* BEGIN Data listing *
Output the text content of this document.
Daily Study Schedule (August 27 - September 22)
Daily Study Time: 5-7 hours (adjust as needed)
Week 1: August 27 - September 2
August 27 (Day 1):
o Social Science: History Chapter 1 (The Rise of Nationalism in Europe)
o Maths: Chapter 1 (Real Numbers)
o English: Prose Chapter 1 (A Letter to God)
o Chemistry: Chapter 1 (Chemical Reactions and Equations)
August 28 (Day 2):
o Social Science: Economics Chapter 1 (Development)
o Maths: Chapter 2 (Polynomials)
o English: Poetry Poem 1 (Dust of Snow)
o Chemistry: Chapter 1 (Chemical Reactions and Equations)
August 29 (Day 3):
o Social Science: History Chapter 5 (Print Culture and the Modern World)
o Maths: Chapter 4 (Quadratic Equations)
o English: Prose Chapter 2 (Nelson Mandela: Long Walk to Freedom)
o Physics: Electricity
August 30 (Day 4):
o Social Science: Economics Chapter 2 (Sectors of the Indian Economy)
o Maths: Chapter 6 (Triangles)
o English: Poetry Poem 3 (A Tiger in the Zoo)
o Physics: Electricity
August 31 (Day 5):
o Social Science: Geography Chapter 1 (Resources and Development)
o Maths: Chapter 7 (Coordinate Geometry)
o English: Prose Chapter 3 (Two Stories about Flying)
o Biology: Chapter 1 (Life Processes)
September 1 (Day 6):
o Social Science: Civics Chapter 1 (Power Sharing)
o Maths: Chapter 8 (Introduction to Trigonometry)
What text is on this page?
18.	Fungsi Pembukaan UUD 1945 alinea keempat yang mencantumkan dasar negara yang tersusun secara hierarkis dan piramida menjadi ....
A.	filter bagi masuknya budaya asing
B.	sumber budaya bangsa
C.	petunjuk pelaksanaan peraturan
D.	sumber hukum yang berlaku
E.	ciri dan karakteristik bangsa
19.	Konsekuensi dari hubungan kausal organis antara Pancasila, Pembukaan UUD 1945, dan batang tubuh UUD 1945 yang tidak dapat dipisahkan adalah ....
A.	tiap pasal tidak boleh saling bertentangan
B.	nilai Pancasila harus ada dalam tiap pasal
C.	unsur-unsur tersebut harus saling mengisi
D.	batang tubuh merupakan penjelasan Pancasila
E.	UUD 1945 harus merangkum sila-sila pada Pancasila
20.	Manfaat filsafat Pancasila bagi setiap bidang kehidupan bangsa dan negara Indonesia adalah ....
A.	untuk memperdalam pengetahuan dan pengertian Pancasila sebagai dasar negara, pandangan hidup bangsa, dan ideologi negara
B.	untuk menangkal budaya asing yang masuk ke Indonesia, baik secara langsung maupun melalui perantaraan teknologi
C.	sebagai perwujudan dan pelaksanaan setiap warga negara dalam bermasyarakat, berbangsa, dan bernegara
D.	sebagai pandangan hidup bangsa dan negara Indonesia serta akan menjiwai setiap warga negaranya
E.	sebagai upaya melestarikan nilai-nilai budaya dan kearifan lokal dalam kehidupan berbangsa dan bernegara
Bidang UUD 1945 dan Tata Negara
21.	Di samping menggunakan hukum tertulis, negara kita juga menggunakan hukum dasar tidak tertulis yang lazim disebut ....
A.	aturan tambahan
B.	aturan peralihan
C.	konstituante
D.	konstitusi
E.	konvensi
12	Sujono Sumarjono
* END Data listing *
Nothing should be left out: return all of the records exactly.

Output the text content of this document.
Daily Study Schedule (August 27 - September 22)
Daily Study Time: 5-7 hours (adjust as needed)
Week 1: August 27 - September 2
August 27 (Day 1):
o Social Science: History Chapter 1 (The Rise of Nationalism in Europe)
o Maths: Chapter 1 (Real Numbers)
o English: Prose Chapter 1 (A Letter to God)
o Chemistry: Chapter 1 (Chemical Reactions and Equations)
August 28 (Day 2):
o Social Science: Economics Chapter 1 (Development)
o Maths: Chapter 2 (Polynomials)
o English: Poetry Poem 1 (Dust of Snow)
o Chemistry: Chapter 1 (Chemical Reactions and Equations)
August 29 (Day 3):
o Social Science: History Chapter 5 (Print Culture and the Modern World)
o Maths: Chapter 4 (Quadratic Equations)
o English: Prose Chapter 2 (Nelson Mandela: Long Walk to Freedom)
o Physics: Electricity
August 30 (Day 4):
o Social Science: Economics Chapter 2 (Sectors of the Indian Economy)
o Maths: Chapter 6 (Triangles)
o English: Poetry Poem 3 (A Tiger in the Zoo)
o Physics: Electricity
August 31 (Day 5):
o Social Science: Geography Chapter 1 (Resources and Development)
o Maths: Chapter 7 (Coordinate Geometry)
o English: Prose Chapter 3 (Two Stories about Flying)
o Biology: Chapter 1 (Life Processes)
September 1 (Day 6):
o Social Science: Civics Chapter 1 (Power Sharing)
o Maths: Chapter 8 (Introduction to Trigonometry)
What text is on this page?
18.	Fungsi Pembukaan UUD 1945 alinea keempat yang mencantumkan dasar negara yang tersusun secara hierarkis dan piramida menjadi ....
A.	filter bagi masuknya budaya asing
B.	sumber budaya bangsa
C.	petunjuk pelaksanaan peraturan
D.	sumber hukum yang berlaku
E.	ciri dan karakteristik bangsa
19.	Konsekuensi dari hubungan kausal organis antara Pancasila, Pembukaan UUD 1945, dan batang tubuh UUD 1945 yang tidak dapat dipisahkan adalah ....
A.	tiap pasal tidak boleh saling bertentangan
B.	nilai Pancasila harus ada dalam tiap pasal
C.	unsur-unsur tersebut harus saling mengisi
D.	batang tubuh merupakan penjelasan Pancasila
E.	UUD 1945 harus merangkum sila-sila pada Pancasila
20.	Manfaat filsafat Pancasila bagi setiap bidang kehidupan bangsa dan negara Indonesia adalah ....
A.	untuk memperdalam pengetahuan dan pengertian Pancasila sebagai dasar negara, pandangan hidup bangsa, dan ideologi negara
B.	untuk menangkal budaya asing yang masuk ke Indonesia, baik secara langsung maupun melalui perantaraan teknologi
C.	sebagai perwujudan dan pelaksanaan setiap warga negara dalam bermasyarakat, berbangsa, dan bernegara
D.	sebagai pandangan hidup bangsa dan negara Indonesia serta akan menjiwai setiap warga negaranya
E.	sebagai upaya melestarikan nilai-nilai budaya dan kearifan lokal dalam kehidupan berbangsa dan bernegara
Bidang UUD 1945 dan Tata Negara
21.	Di samping menggunakan hukum tertulis, negara kita juga menggunakan hukum dasar tidak tertulis yang lazim disebut ....
A.	aturan tambahan
B.	aturan peralihan
C.	konstituante
D.	konstitusi
E.	konvensi
12	Sujono Sumarjono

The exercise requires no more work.